* [AIM] Identify each line in the records below that contains the word "title", and copy it.
-- begin DATASET EXTRACT --
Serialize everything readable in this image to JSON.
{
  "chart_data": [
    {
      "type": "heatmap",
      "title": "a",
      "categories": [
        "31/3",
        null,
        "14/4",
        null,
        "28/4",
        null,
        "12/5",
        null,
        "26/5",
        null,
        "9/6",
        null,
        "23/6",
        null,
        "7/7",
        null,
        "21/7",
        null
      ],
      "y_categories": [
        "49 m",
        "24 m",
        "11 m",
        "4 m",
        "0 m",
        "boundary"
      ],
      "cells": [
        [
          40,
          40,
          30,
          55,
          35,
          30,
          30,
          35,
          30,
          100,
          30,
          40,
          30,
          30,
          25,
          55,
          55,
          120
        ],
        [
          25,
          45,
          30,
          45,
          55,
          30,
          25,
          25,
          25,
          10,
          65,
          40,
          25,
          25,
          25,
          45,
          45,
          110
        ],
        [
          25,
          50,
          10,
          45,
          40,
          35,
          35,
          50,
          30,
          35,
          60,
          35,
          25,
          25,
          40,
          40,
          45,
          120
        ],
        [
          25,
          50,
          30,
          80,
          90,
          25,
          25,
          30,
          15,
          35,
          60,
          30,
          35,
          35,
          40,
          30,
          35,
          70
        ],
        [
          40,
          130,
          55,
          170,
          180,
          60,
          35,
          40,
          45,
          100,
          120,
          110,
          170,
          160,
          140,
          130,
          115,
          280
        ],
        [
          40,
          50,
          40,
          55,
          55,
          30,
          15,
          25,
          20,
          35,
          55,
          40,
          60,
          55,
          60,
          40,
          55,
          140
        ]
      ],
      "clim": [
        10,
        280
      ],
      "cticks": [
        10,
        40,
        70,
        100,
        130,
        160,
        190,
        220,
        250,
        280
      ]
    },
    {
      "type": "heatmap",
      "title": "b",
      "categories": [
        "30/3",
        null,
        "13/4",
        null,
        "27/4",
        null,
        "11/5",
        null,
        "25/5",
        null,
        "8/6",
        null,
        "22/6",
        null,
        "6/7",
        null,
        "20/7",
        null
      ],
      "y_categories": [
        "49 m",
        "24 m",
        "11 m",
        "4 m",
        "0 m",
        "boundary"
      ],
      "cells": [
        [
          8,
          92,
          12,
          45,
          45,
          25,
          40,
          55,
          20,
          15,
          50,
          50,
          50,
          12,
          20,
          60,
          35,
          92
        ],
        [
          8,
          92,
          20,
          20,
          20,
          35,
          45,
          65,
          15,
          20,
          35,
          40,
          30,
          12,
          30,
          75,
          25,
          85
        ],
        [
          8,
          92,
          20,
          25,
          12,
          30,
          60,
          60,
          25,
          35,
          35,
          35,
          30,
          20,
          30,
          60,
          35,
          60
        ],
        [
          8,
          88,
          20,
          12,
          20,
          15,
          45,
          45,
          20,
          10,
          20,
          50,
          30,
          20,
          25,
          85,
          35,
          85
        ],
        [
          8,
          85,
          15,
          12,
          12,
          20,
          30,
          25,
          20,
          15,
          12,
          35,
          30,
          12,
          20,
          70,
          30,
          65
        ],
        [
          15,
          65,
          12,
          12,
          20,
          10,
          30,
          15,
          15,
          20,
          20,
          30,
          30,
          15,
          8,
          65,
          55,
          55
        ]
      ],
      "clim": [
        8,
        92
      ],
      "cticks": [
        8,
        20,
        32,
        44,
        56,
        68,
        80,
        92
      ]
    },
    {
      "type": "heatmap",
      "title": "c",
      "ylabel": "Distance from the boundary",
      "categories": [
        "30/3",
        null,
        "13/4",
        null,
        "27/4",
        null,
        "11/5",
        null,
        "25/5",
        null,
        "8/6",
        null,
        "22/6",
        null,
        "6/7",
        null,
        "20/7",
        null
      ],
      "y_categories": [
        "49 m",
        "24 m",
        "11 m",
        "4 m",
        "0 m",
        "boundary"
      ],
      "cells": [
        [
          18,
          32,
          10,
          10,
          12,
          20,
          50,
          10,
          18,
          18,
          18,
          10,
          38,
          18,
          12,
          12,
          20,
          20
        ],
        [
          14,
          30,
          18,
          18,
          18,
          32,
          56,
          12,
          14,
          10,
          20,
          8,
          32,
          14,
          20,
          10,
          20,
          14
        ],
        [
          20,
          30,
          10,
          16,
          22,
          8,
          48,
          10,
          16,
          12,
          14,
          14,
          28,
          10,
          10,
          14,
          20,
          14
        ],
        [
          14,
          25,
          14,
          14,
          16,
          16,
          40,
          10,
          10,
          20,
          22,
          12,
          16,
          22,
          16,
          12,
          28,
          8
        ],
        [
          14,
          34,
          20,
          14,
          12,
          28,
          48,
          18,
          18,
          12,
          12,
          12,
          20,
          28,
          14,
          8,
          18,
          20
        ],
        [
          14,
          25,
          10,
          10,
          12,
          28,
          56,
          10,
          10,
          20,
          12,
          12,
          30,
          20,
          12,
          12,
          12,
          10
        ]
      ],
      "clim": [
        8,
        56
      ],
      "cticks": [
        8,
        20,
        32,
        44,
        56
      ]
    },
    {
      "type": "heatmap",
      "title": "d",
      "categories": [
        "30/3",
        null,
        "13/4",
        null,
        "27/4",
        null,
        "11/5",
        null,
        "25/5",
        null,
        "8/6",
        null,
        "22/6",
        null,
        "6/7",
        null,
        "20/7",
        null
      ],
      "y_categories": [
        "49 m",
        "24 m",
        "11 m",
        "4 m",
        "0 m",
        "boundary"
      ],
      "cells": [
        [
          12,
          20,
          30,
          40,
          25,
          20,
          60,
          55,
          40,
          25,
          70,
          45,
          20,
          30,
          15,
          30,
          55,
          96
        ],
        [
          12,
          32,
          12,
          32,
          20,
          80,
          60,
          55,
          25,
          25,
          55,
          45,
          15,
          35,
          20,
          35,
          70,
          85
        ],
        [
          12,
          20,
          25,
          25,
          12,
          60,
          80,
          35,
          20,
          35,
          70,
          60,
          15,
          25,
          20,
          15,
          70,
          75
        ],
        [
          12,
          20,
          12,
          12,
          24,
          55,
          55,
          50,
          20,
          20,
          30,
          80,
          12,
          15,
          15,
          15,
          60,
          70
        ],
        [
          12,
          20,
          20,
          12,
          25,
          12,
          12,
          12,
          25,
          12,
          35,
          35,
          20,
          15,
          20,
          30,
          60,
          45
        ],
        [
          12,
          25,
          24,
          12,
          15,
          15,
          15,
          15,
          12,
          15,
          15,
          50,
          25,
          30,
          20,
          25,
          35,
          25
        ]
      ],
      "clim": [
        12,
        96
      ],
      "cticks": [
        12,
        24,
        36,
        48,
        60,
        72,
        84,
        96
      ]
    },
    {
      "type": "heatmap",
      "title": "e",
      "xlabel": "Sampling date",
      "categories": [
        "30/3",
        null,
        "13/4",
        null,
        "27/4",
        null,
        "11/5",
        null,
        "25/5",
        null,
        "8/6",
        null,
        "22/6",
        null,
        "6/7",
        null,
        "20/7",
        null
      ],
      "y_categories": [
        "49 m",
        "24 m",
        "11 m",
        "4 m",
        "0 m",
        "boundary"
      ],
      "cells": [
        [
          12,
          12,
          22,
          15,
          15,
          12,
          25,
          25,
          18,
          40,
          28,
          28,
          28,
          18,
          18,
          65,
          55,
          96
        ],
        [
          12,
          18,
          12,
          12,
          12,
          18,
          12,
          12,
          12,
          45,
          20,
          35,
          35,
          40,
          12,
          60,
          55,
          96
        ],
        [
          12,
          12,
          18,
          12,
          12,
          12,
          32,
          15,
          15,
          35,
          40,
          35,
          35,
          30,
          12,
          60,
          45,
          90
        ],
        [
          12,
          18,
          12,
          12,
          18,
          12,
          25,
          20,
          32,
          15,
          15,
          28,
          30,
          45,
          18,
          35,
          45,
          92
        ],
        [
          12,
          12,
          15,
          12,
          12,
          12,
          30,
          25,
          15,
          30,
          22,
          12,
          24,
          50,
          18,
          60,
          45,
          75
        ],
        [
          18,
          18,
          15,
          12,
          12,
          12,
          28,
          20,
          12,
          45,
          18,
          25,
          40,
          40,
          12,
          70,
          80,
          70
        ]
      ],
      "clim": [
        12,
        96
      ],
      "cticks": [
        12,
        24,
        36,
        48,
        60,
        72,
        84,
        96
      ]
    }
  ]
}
-- end DATASET EXTRACT --
* [ANSWER TO THIS TASK]
      "title": "a",
      "title": "b",
      "title": "c",
      "title": "d",
      "title": "e",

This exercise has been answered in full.